◆ **What you have to do**: Pictures in the records should not be copied, but every other part must be repeated exactly.

++++++

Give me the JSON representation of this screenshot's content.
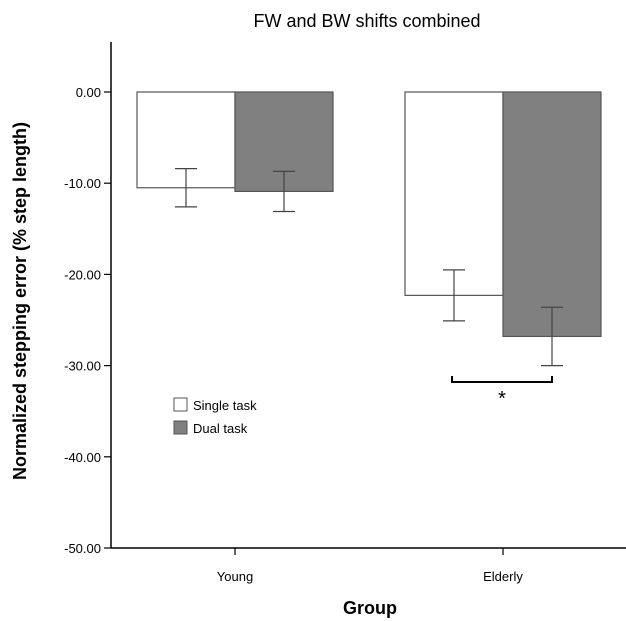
{
  "chart_data": {
    "type": "bar",
    "title": "FW and BW shifts combined",
    "xlabel": "Group",
    "ylabel": "Normalized stepping error (% step length)",
    "categories": [
      "Young",
      "Elderly"
    ],
    "series": [
      {
        "name": "Single task",
        "values": [
          -10.5,
          -22.3
        ],
        "error": [
          2.1,
          2.8
        ],
        "color": "#ffffff"
      },
      {
        "name": "Dual task",
        "values": [
          -10.9,
          -26.8
        ],
        "error": [
          2.2,
          3.2
        ],
        "color": "#808080"
      }
    ],
    "ylim": [
      -50,
      0
    ],
    "yticks": [
      "0.00",
      "-10.00",
      "-20.00",
      "-30.00",
      "-40.00",
      "-50.00"
    ],
    "ytick_values": [
      0,
      -10,
      -20,
      -30,
      -40,
      -50
    ],
    "legend_placement": "lower-left",
    "grid": false,
    "annotation": {
      "text": "*",
      "category": "Elderly"
    }
  }
}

++++++

◆ **Solution below**:
Give me the JSON representation of this screenshot's content.
{
  "chart_data": {
    "type": "bar",
    "title": "FW and BW shifts combined",
    "xlabel": "Group",
    "ylabel": "Normalized stepping error (% step length)",
    "categories": [
      "Young",
      "Elderly"
    ],
    "series": [
      {
        "name": "Single task",
        "values": [
          -10.5,
          -22.3
        ],
        "error": [
          2.1,
          2.8
        ],
        "color": "#ffffff"
      },
      {
        "name": "Dual task",
        "values": [
          -10.9,
          -26.8
        ],
        "error": [
          2.2,
          3.2
        ],
        "color": "#808080"
      }
    ],
    "ylim": [
      -50,
      0
    ],
    "yticks": [
      "0.00",
      "-10.00",
      "-20.00",
      "-30.00",
      "-40.00",
      "-50.00"
    ],
    "ytick_values": [
      0,
      -10,
      -20,
      -30,
      -40,
      -50
    ],
    "legend_placement": "lower-left",
    "grid": false,
    "annotation": {
      "text": "*",
      "category": "Elderly"
    }
  }
}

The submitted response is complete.